**REQUIRED TASK:** Copy out all the data, word for word.

**DATA PROVIDED:**
⟨
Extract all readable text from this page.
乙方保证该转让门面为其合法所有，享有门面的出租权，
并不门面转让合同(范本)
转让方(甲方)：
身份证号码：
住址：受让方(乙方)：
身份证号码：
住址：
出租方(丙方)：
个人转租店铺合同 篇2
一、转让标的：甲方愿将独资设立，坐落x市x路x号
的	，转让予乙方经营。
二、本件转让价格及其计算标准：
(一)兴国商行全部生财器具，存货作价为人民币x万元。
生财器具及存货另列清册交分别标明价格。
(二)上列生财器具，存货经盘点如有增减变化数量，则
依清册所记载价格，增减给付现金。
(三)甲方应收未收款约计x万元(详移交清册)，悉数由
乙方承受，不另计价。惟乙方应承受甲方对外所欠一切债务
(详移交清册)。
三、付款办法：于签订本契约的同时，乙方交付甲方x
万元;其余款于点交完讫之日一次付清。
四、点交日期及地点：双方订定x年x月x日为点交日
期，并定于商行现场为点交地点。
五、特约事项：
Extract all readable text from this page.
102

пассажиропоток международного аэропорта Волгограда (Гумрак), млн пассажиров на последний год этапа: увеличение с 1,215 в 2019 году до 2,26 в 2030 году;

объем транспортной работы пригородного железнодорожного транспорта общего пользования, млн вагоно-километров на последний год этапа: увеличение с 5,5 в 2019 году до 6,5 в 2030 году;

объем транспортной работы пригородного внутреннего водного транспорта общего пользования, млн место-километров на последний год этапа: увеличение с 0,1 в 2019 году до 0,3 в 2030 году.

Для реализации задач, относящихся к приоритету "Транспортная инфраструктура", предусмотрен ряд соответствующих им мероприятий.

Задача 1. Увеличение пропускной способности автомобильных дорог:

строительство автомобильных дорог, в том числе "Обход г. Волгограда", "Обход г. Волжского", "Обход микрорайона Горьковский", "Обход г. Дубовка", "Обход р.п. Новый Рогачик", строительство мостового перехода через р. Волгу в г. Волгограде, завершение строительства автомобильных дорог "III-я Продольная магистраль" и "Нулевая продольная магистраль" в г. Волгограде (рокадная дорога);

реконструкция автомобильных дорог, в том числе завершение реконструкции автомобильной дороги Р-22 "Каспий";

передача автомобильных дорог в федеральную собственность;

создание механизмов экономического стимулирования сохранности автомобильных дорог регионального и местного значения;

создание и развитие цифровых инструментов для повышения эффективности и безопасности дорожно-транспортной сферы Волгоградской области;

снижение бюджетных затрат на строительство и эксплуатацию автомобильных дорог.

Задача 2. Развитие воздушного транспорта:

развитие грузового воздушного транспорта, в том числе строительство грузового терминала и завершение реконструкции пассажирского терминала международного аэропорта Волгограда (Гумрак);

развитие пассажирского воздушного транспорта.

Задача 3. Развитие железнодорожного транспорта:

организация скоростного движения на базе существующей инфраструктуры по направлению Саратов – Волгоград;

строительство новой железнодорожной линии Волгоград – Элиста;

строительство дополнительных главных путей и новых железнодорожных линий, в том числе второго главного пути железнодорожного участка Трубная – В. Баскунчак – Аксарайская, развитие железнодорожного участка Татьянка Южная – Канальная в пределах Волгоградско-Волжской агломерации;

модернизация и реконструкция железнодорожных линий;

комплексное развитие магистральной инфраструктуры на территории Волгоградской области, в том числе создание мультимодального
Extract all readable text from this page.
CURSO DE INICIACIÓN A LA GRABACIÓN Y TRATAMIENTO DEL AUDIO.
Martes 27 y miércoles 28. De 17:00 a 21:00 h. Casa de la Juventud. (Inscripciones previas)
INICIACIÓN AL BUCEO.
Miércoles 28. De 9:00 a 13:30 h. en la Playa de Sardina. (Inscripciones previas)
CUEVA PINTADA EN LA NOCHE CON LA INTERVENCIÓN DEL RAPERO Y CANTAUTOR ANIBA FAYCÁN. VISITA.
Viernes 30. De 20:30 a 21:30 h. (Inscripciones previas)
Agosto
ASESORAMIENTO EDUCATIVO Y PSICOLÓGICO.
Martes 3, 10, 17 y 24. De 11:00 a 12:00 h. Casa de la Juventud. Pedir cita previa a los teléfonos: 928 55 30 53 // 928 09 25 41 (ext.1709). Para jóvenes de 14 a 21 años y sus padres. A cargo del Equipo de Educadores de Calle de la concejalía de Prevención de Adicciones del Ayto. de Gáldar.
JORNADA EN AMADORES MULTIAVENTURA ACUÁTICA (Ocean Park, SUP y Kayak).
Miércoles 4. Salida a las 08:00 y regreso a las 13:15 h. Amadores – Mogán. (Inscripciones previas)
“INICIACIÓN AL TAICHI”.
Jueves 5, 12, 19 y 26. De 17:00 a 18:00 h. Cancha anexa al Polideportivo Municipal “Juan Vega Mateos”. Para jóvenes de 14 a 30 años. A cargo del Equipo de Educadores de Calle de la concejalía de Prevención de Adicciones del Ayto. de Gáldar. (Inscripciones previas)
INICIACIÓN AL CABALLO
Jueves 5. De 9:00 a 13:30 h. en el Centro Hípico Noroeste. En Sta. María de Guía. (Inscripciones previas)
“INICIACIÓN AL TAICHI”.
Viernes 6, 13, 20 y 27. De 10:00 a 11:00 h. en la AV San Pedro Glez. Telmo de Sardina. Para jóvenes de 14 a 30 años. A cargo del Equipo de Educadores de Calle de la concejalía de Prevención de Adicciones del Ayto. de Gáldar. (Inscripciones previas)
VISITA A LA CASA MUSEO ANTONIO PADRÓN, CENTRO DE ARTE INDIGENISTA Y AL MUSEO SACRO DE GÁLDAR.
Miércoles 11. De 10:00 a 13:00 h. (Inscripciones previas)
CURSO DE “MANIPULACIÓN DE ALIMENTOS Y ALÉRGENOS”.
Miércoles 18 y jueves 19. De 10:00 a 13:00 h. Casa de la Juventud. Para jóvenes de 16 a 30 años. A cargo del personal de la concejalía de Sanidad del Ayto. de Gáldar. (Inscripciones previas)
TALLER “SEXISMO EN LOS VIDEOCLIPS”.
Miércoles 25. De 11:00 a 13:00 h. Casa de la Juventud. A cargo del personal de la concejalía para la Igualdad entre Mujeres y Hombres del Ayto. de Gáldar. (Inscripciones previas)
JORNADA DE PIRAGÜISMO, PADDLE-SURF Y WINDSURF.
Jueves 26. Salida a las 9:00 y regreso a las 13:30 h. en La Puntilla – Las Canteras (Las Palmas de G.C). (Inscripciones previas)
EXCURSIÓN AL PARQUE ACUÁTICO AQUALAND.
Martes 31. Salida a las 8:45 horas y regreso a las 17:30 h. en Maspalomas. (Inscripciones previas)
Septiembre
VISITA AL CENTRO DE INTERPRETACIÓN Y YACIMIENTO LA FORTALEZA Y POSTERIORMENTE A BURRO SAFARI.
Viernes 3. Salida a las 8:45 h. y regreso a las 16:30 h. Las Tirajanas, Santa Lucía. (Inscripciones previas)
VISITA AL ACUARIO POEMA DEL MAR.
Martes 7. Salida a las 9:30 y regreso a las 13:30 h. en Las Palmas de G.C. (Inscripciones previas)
⟩
**ANSWER TO THE EXERCISE:**
Extract all readable text from this page.
乙方保证该转让门面为其合法所有，享有门面的出租权，
并不门面转让合同(范本)
转让方(甲方)：
身份证号码：
住址：受让方(乙方)：
身份证号码：
住址：
出租方(丙方)：
个人转租店铺合同 篇2
一、转让标的：甲方愿将独资设立，坐落x市x路x号
的	，转让予乙方经营。
二、本件转让价格及其计算标准：
(一)兴国商行全部生财器具，存货作价为人民币x万元。
生财器具及存货另列清册交分别标明价格。
(二)上列生财器具，存货经盘点如有增减变化数量，则
依清册所记载价格，增减给付现金。
(三)甲方应收未收款约计x万元(详移交清册)，悉数由
乙方承受，不另计价。惟乙方应承受甲方对外所欠一切债务
(详移交清册)。
三、付款办法：于签订本契约的同时，乙方交付甲方x
万元;其余款于点交完讫之日一次付清。
四、点交日期及地点：双方订定x年x月x日为点交日
期，并定于商行现场为点交地点。
五、特约事项：
Extract all readable text from this page.
102

пассажиропоток международного аэропорта Волгограда (Гумрак), млн пассажиров на последний год этапа: увеличение с 1,215 в 2019 году до 2,26 в 2030 году;

объем транспортной работы пригородного железнодорожного транспорта общего пользования, млн вагоно-километров на последний год этапа: увеличение с 5,5 в 2019 году до 6,5 в 2030 году;

объем транспортной работы пригородного внутреннего водного транспорта общего пользования, млн место-километров на последний год этапа: увеличение с 0,1 в 2019 году до 0,3 в 2030 году.

Для реализации задач, относящихся к приоритету "Транспортная инфраструктура", предусмотрен ряд соответствующих им мероприятий.

Задача 1. Увеличение пропускной способности автомобильных дорог:

строительство автомобильных дорог, в том числе "Обход г. Волгограда", "Обход г. Волжского", "Обход микрорайона Горьковский", "Обход г. Дубовка", "Обход р.п. Новый Рогачик", строительство мостового перехода через р. Волгу в г. Волгограде, завершение строительства автомобильных дорог "III-я Продольная магистраль" и "Нулевая продольная магистраль" в г. Волгограде (рокадная дорога);

реконструкция автомобильных дорог, в том числе завершение реконструкции автомобильной дороги Р-22 "Каспий";

передача автомобильных дорог в федеральную собственность;

создание механизмов экономического стимулирования сохранности автомобильных дорог регионального и местного значения;

создание и развитие цифровых инструментов для повышения эффективности и безопасности дорожно-транспортной сферы Волгоградской области;

снижение бюджетных затрат на строительство и эксплуатацию автомобильных дорог.

Задача 2. Развитие воздушного транспорта:

развитие грузового воздушного транспорта, в том числе строительство грузового терминала и завершение реконструкции пассажирского терминала международного аэропорта Волгограда (Гумрак);

развитие пассажирского воздушного транспорта.

Задача 3. Развитие железнодорожного транспорта:

организация скоростного движения на базе существующей инфраструктуры по направлению Саратов – Волгоград;

строительство новой железнодорожной линии Волгоград – Элиста;

строительство дополнительных главных путей и новых железнодорожных линий, в том числе второго главного пути железнодорожного участка Трубная – В. Баскунчак – Аксарайская, развитие железнодорожного участка Татьянка Южная – Канальная в пределах Волгоградско-Волжской агломерации;

модернизация и реконструкция железнодорожных линий;

комплексное развитие магистральной инфраструктуры на территории Волгоградской области, в том числе создание мультимодального
Extract all readable text from this page.
CURSO DE INICIACIÓN A LA GRABACIÓN Y TRATAMIENTO DEL AUDIO.
Martes 27 y miércoles 28. De 17:00 a 21:00 h. Casa de la Juventud. (Inscripciones previas)
INICIACIÓN AL BUCEO.
Miércoles 28. De 9:00 a 13:30 h. en la Playa de Sardina. (Inscripciones previas)
CUEVA PINTADA EN LA NOCHE CON LA INTERVENCIÓN DEL RAPERO Y CANTAUTOR ANIBA FAYCÁN. VISITA.
Viernes 30. De 20:30 a 21:30 h. (Inscripciones previas)
Agosto
ASESORAMIENTO EDUCATIVO Y PSICOLÓGICO.
Martes 3, 10, 17 y 24. De 11:00 a 12:00 h. Casa de la Juventud. Pedir cita previa a los teléfonos: 928 55 30 53 // 928 09 25 41 (ext.1709). Para jóvenes de 14 a 21 años y sus padres. A cargo del Equipo de Educadores de Calle de la concejalía de Prevención de Adicciones del Ayto. de Gáldar.
JORNADA EN AMADORES MULTIAVENTURA ACUÁTICA (Ocean Park, SUP y Kayak).
Miércoles 4. Salida a las 08:00 y regreso a las 13:15 h. Amadores – Mogán. (Inscripciones previas)
“INICIACIÓN AL TAICHI”.
Jueves 5, 12, 19 y 26. De 17:00 a 18:00 h. Cancha anexa al Polideportivo Municipal “Juan Vega Mateos”. Para jóvenes de 14 a 30 años. A cargo del Equipo de Educadores de Calle de la concejalía de Prevención de Adicciones del Ayto. de Gáldar. (Inscripciones previas)
INICIACIÓN AL CABALLO
Jueves 5. De 9:00 a 13:30 h. en el Centro Hípico Noroeste. En Sta. María de Guía. (Inscripciones previas)
“INICIACIÓN AL TAICHI”.
Viernes 6, 13, 20 y 27. De 10:00 a 11:00 h. en la AV San Pedro Glez. Telmo de Sardina. Para jóvenes de 14 a 30 años. A cargo del Equipo de Educadores de Calle de la concejalía de Prevención de Adicciones del Ayto. de Gáldar. (Inscripciones previas)
VISITA A LA CASA MUSEO ANTONIO PADRÓN, CENTRO DE ARTE INDIGENISTA Y AL MUSEO SACRO DE GÁLDAR.
Miércoles 11. De 10:00 a 13:00 h. (Inscripciones previas)
CURSO DE “MANIPULACIÓN DE ALIMENTOS Y ALÉRGENOS”.
Miércoles 18 y jueves 19. De 10:00 a 13:00 h. Casa de la Juventud. Para jóvenes de 16 a 30 años. A cargo del personal de la concejalía de Sanidad del Ayto. de Gáldar. (Inscripciones previas)
TALLER “SEXISMO EN LOS VIDEOCLIPS”.
Miércoles 25. De 11:00 a 13:00 h. Casa de la Juventud. A cargo del personal de la concejalía para la Igualdad entre Mujeres y Hombres del Ayto. de Gáldar. (Inscripciones previas)
JORNADA DE PIRAGÜISMO, PADDLE-SURF Y WINDSURF.
Jueves 26. Salida a las 9:00 y regreso a las 13:30 h. en La Puntilla – Las Canteras (Las Palmas de G.C). (Inscripciones previas)
EXCURSIÓN AL PARQUE ACUÁTICO AQUALAND.
Martes 31. Salida a las 8:45 horas y regreso a las 17:30 h. en Maspalomas. (Inscripciones previas)
Septiembre
VISITA AL CENTRO DE INTERPRETACIÓN Y YACIMIENTO LA FORTALEZA Y POSTERIORMENTE A BURRO SAFARI.
Viernes 3. Salida a las 8:45 h. y regreso a las 16:30 h. Las Tirajanas, Santa Lucía. (Inscripciones previas)
VISITA AL ACUARIO POEMA DEL MAR.
Martes 7. Salida a las 9:30 y regreso a las 13:30 h. en Las Palmas de G.C. (Inscripciones previas)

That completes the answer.